__Directive__. State how many lines of the data contain the word "семеноводства", and write nothing besides the number.

A block of data:
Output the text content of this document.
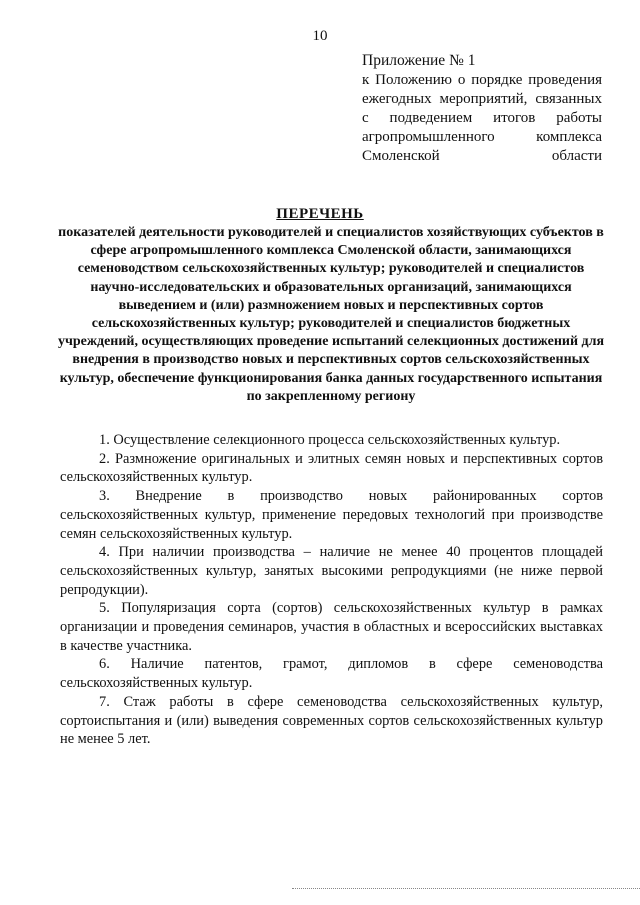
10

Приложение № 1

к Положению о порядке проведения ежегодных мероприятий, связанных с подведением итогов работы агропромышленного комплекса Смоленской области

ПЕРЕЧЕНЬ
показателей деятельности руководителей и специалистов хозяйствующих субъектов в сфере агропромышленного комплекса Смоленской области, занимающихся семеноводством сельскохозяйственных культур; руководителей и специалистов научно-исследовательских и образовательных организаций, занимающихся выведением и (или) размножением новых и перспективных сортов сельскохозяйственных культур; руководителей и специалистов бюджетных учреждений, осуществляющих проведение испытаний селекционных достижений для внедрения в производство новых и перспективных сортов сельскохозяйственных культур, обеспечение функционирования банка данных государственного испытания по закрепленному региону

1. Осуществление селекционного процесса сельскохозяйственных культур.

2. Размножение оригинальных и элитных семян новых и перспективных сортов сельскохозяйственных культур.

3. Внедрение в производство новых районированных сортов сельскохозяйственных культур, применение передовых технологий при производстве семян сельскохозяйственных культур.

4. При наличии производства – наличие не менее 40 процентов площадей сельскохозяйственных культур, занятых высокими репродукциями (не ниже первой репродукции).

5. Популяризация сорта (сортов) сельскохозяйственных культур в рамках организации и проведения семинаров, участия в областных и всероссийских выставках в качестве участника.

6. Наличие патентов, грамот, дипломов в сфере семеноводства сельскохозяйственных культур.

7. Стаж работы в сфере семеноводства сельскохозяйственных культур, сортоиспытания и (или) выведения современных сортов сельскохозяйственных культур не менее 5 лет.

__Exercise solution__. 2